WHAT IS EXPECTED:
Quote the records below in full, exactly as given, with the images taken out.

DATA SECTION:
====
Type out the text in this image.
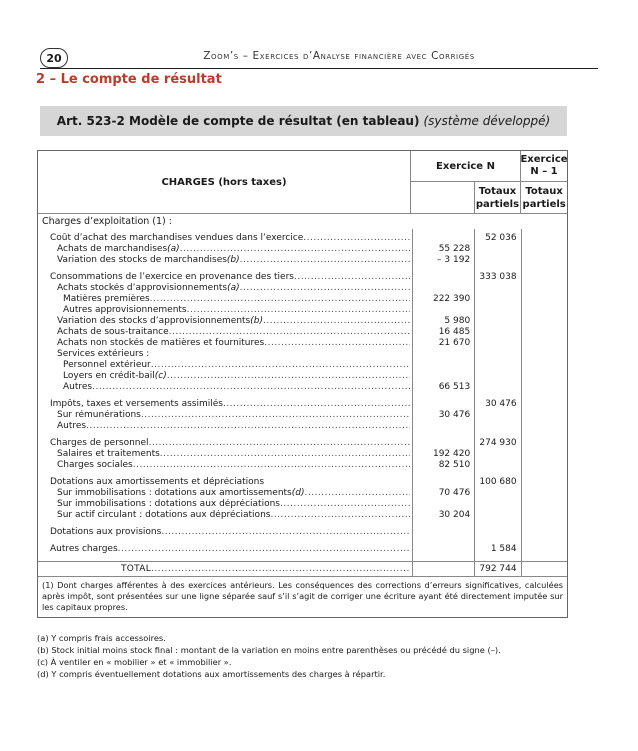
20	Zoom’s – Exercices d’Analyse financière avec Corrigés
2 – Le compte de résultat
Art. 523-2 Modèle de compte de résultat (en tableau) (système développé)
CHARGES (hors taxes)
Exercice N
Exercice N – 1
Totaux partiels
Totaux partiels
Charges d’exploitation (1) :
Coût d’achat des marchandises vendues dans l’exercice
.....
Achats de marchandises (a)
.....
Variation des stocks de marchandises (b)
.....
Consommations de l’exercice en provenance des tiers
.....
Achats stockés d’approvisionnements (a)
.....
Matières premières
.....
Autres approvisionnements
.....
Variation des stocks d’approvisionnements (b)
.....
Achats de sous-traitance
.....
Achats non stockés de matières et fournitures
.....
Services extérieurs :
Personnel extérieur
.....
Loyers en crédit-bail (c)
.....
Autres
.....
Impôts, taxes et versements assimilés
.....
Sur rémunérations
.....
Autres
.....
Charges de personnel
.....
Salaires et traitements
.....
Charges sociales
.....
Dotations aux amortissements et dépréciations
Sur immobilisations : dotations aux amortissements (d)
.....
Sur immobilisations : dotations aux dépréciations
.....
Sur actif circulant : dotations aux dépréciations
.....
Dotations aux provisions
.....
Autres charges
.....
55 228
– 3 192
222 390
5 980
16 485
21 670
66 513
30 476
192 420
82 510
70 476
30 204
52 036
333 038
30 476
274 930
100 680
1 584
TOTAL
.....	792 744
(1) Dont charges afférentes à des exercices antérieurs. Les conséquences des corrections d’erreurs significatives, calculées après impôt, sont présentées sur une ligne séparée sauf s’il s’agit de corriger une écriture ayant été directement imputée sur les capitaux propres.
(a) Y compris frais accessoires.
(b) Stock initial moins stock final : montant de la variation en moins entre parenthèses ou précédé du signe (–).
(c) À ventiler en « mobilier » et « immobilier ».
(d) Y compris éventuellement dotations aux amortissements des charges à répartir.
====
FULL OUTPUT:
Type out the text in this image.
20	Zoom’s – Exercices d’Analyse financière avec Corrigés
2 – Le compte de résultat
Art. 523-2 Modèle de compte de résultat (en tableau) (système développé)
CHARGES (hors taxes)
Exercice N
Exercice N – 1
Totaux partiels
Totaux partiels
Charges d’exploitation (1) :
Coût d’achat des marchandises vendues dans l’exercice
.....
Achats de marchandises (a)
.....
Variation des stocks de marchandises (b)
.....
Consommations de l’exercice en provenance des tiers
.....
Achats stockés d’approvisionnements (a)
.....
Matières premières
.....
Autres approvisionnements
.....
Variation des stocks d’approvisionnements (b)
.....
Achats de sous-traitance
.....
Achats non stockés de matières et fournitures
.....
Services extérieurs :
Personnel extérieur
.....
Loyers en crédit-bail (c)
.....
Autres
.....
Impôts, taxes et versements assimilés
.....
Sur rémunérations
.....
Autres
.....
Charges de personnel
.....
Salaires et traitements
.....
Charges sociales
.....
Dotations aux amortissements et dépréciations
Sur immobilisations : dotations aux amortissements (d)
.....
Sur immobilisations : dotations aux dépréciations
.....
Sur actif circulant : dotations aux dépréciations
.....
Dotations aux provisions
.....
Autres charges
.....
55 228
– 3 192
222 390
5 980
16 485
21 670
66 513
30 476
192 420
82 510
70 476
30 204
52 036
333 038
30 476
274 930
100 680
1 584
TOTAL
.....	792 744
(1) Dont charges afférentes à des exercices antérieurs. Les conséquences des corrections d’erreurs significatives, calculées après impôt, sont présentées sur une ligne séparée sauf s’il s’agit de corriger une écriture ayant été directement imputée sur les capitaux propres.
(a) Y compris frais accessoires.
(b) Stock initial moins stock final : montant de la variation en moins entre parenthèses ou précédé du signe (–).
(c) À ventiler en « mobilier » et « immobilier ».
(d) Y compris éventuellement dotations aux amortissements des charges à répartir.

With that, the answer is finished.